**EXERCISE**
Output each entry that follows exactly. Images stay out.

**SOURCE DATA**

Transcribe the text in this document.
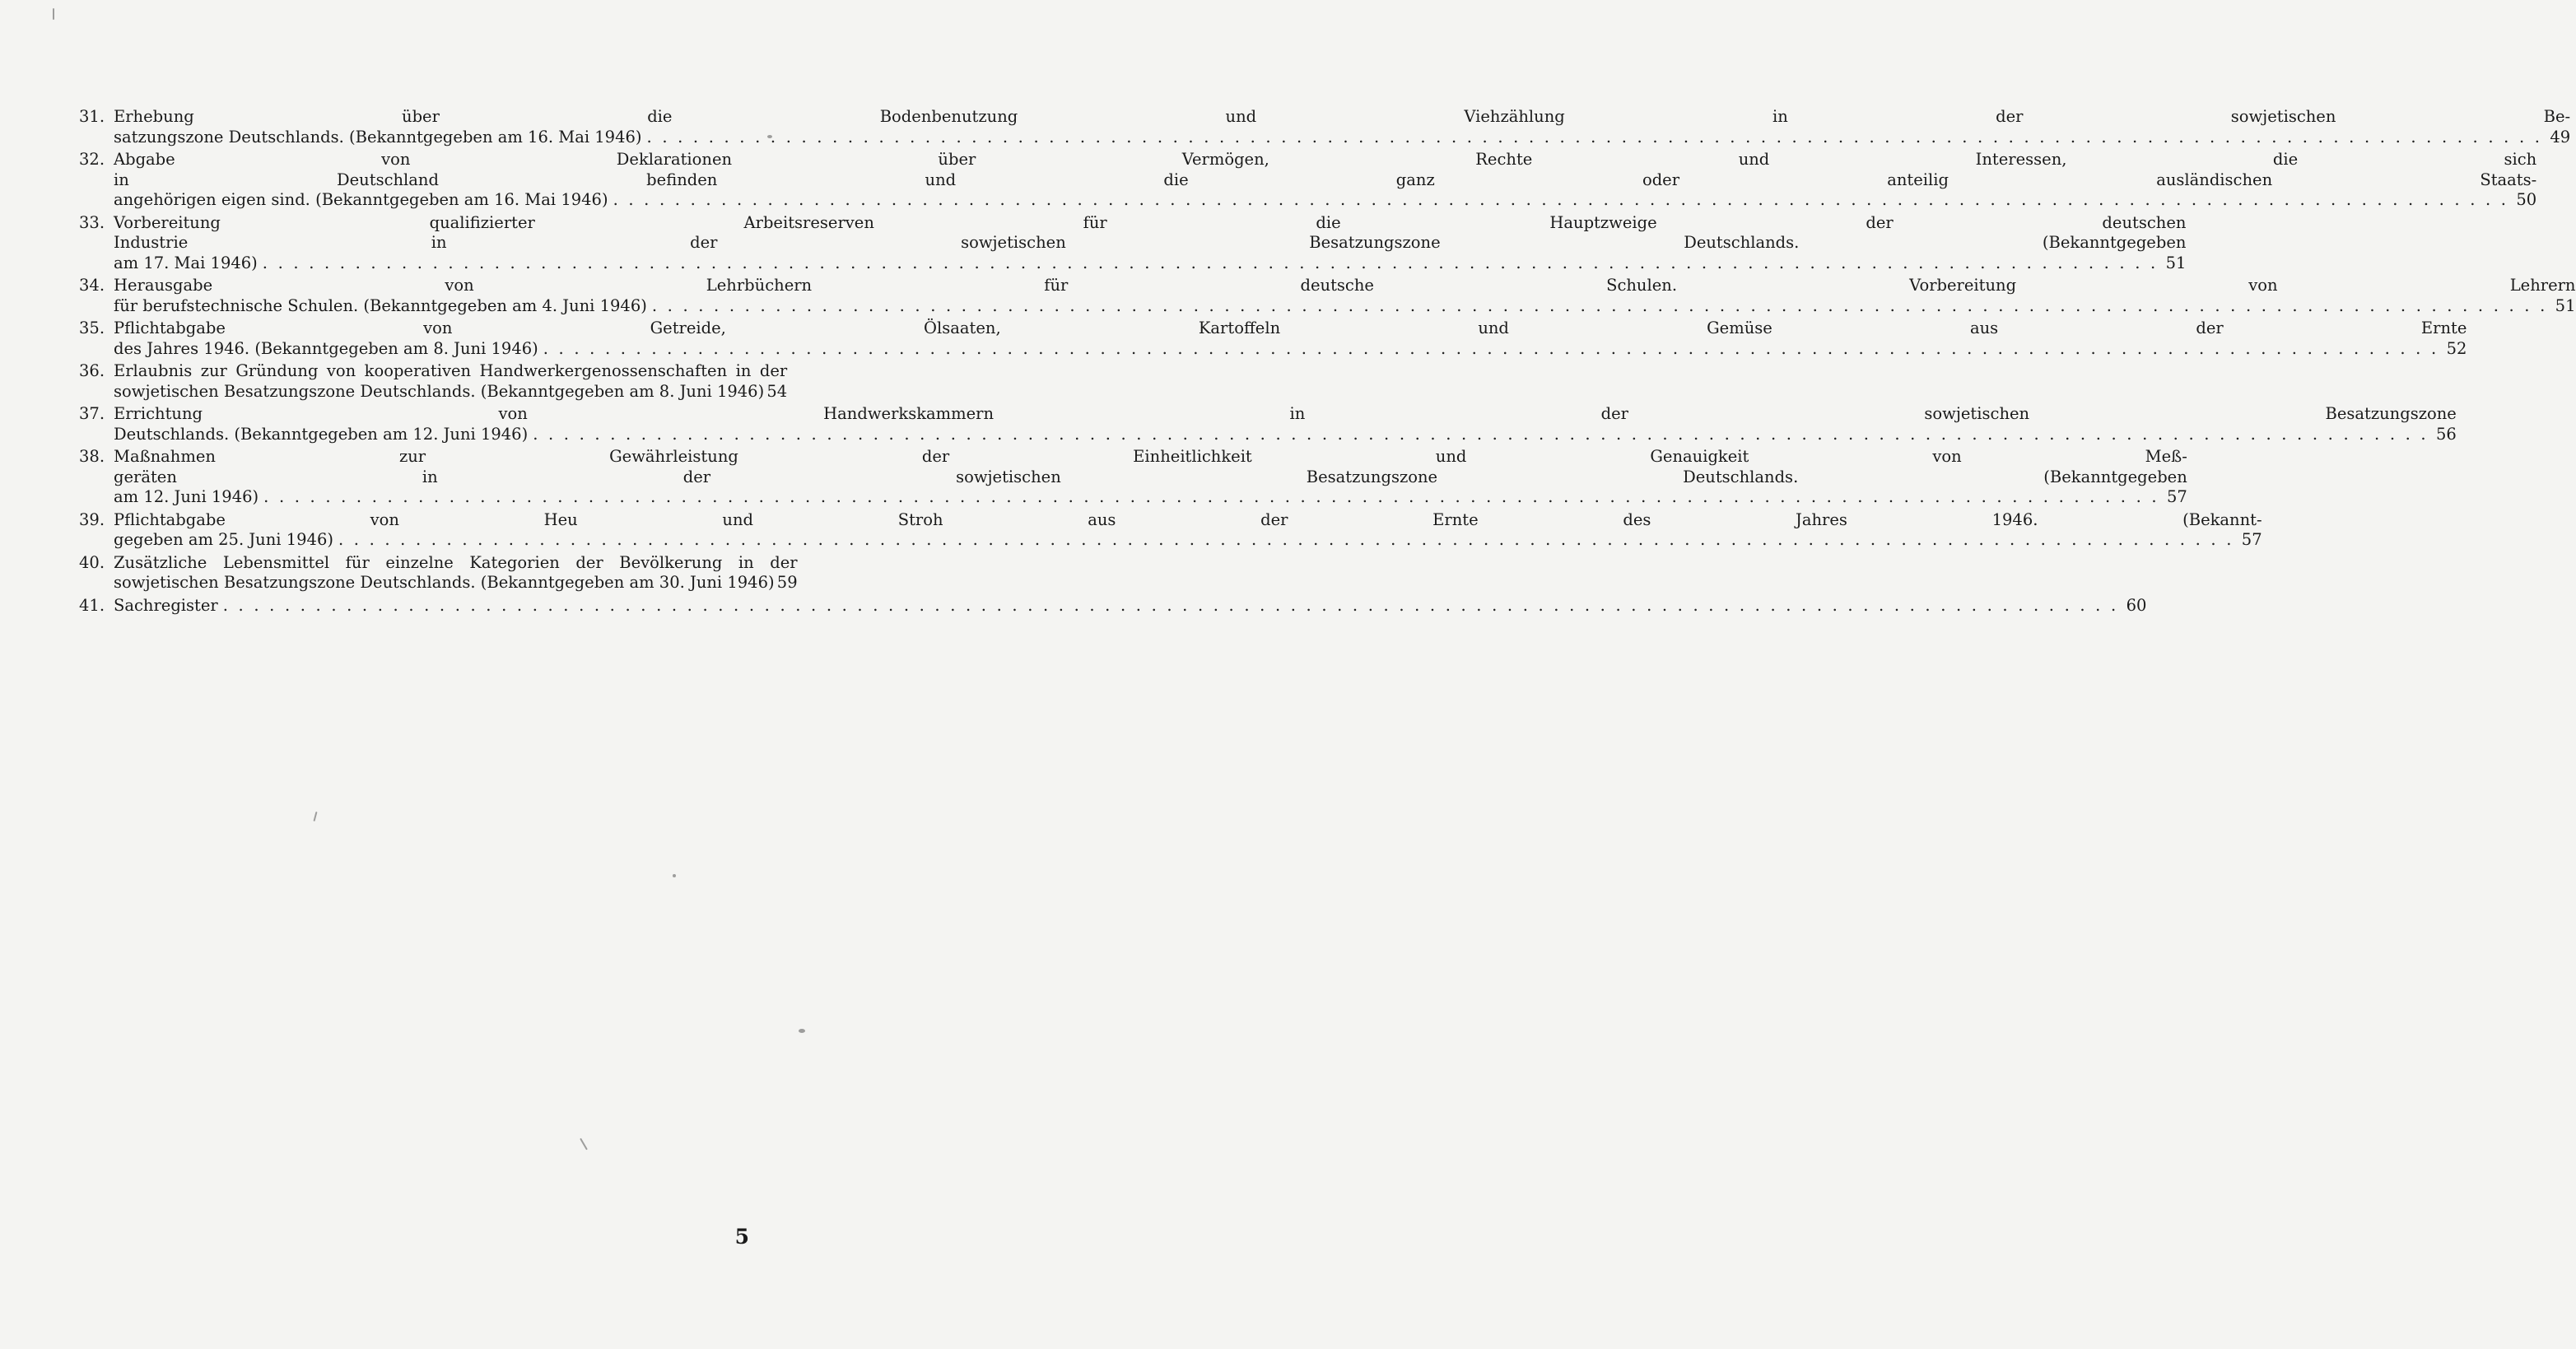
31. Erhebung über die Bodenbenutzung und Viehzählung in der sowjetischen Be-
satzungszone Deutschlands. (Bekanntgegeben am 16. Mai 1946) . . .	49
32. Abgabe von Deklarationen über Vermögen, Rechte und Interessen, die sich
in Deutschland befinden und die ganz oder anteilig ausländischen Staats-
angehörigen eigen sind. (Bekanntgegeben am 16. Mai 1946) . . .	50
33. Vorbereitung qualifizierter Arbeitsreserven für die Hauptzweige der deutschen
Industrie in der sowjetischen Besatzungszone Deutschlands. (Bekanntgegeben
am 17. Mai 1946) . . .	51
34. Herausgabe von Lehrbüchern für deutsche Schulen. Vorbereitung von Lehrern
für berufstechnische Schulen. (Bekanntgegeben am 4. Juni 1946) . . .	51
35. Pflichtabgabe von Getreide, Ölsaaten, Kartoffeln und Gemüse aus der Ernte
des Jahres 1946. (Bekanntgegeben am 8. Juni 1946) . . .	52
36. Erlaubnis zur Gründung von kooperativen Handwerkergenossenschaften in der
sowjetischen Besatzungszone Deutschlands. (Bekanntgegeben am 8. Juni 1946) 54
37. Errichtung von Handwerkskammern in der sowjetischen Besatzungszone
Deutschlands. (Bekanntgegeben am 12. Juni 1946) . . .	56
38. Maßnahmen zur Gewährleistung der Einheitlichkeit und Genauigkeit von Meß-
geräten in der sowjetischen Besatzungszone Deutschlands. (Bekanntgegeben
am 12. Juni 1946) . . .	57
39. Pflichtabgabe von Heu und Stroh aus der Ernte des Jahres 1946. (Bekannt-
gegeben am 25. Juni 1946) . . .	57
40. Zusätzliche Lebensmittel für einzelne Kategorien der Bevölkerung in der
sowjetischen Besatzungszone Deutschlands. (Bekanntgegeben am 30. Juni 1946) 59
41. Sachregister . . .	60
5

**EXERCISE RESPONSE**
Transcribe the text in this document.
31. Erhebung über die Bodenbenutzung und Viehzählung in der sowjetischen Be-
satzungszone Deutschlands. (Bekanntgegeben am 16. Mai 1946) . . .	49
32. Abgabe von Deklarationen über Vermögen, Rechte und Interessen, die sich
in Deutschland befinden und die ganz oder anteilig ausländischen Staats-
angehörigen eigen sind. (Bekanntgegeben am 16. Mai 1946) . . .	50
33. Vorbereitung qualifizierter Arbeitsreserven für die Hauptzweige der deutschen
Industrie in der sowjetischen Besatzungszone Deutschlands. (Bekanntgegeben
am 17. Mai 1946) . . .	51
34. Herausgabe von Lehrbüchern für deutsche Schulen. Vorbereitung von Lehrern
für berufstechnische Schulen. (Bekanntgegeben am 4. Juni 1946) . . .	51
35. Pflichtabgabe von Getreide, Ölsaaten, Kartoffeln und Gemüse aus der Ernte
des Jahres 1946. (Bekanntgegeben am 8. Juni 1946) . . .	52
36. Erlaubnis zur Gründung von kooperativen Handwerkergenossenschaften in der
sowjetischen Besatzungszone Deutschlands. (Bekanntgegeben am 8. Juni 1946) 54
37. Errichtung von Handwerkskammern in der sowjetischen Besatzungszone
Deutschlands. (Bekanntgegeben am 12. Juni 1946) . . .	56
38. Maßnahmen zur Gewährleistung der Einheitlichkeit und Genauigkeit von Meß-
geräten in der sowjetischen Besatzungszone Deutschlands. (Bekanntgegeben
am 12. Juni 1946) . . .	57
39. Pflichtabgabe von Heu und Stroh aus der Ernte des Jahres 1946. (Bekannt-
gegeben am 25. Juni 1946) . . .	57
40. Zusätzliche Lebensmittel für einzelne Kategorien der Bevölkerung in der
sowjetischen Besatzungszone Deutschlands. (Bekanntgegeben am 30. Juni 1946) 59
41. Sachregister . . .	60
5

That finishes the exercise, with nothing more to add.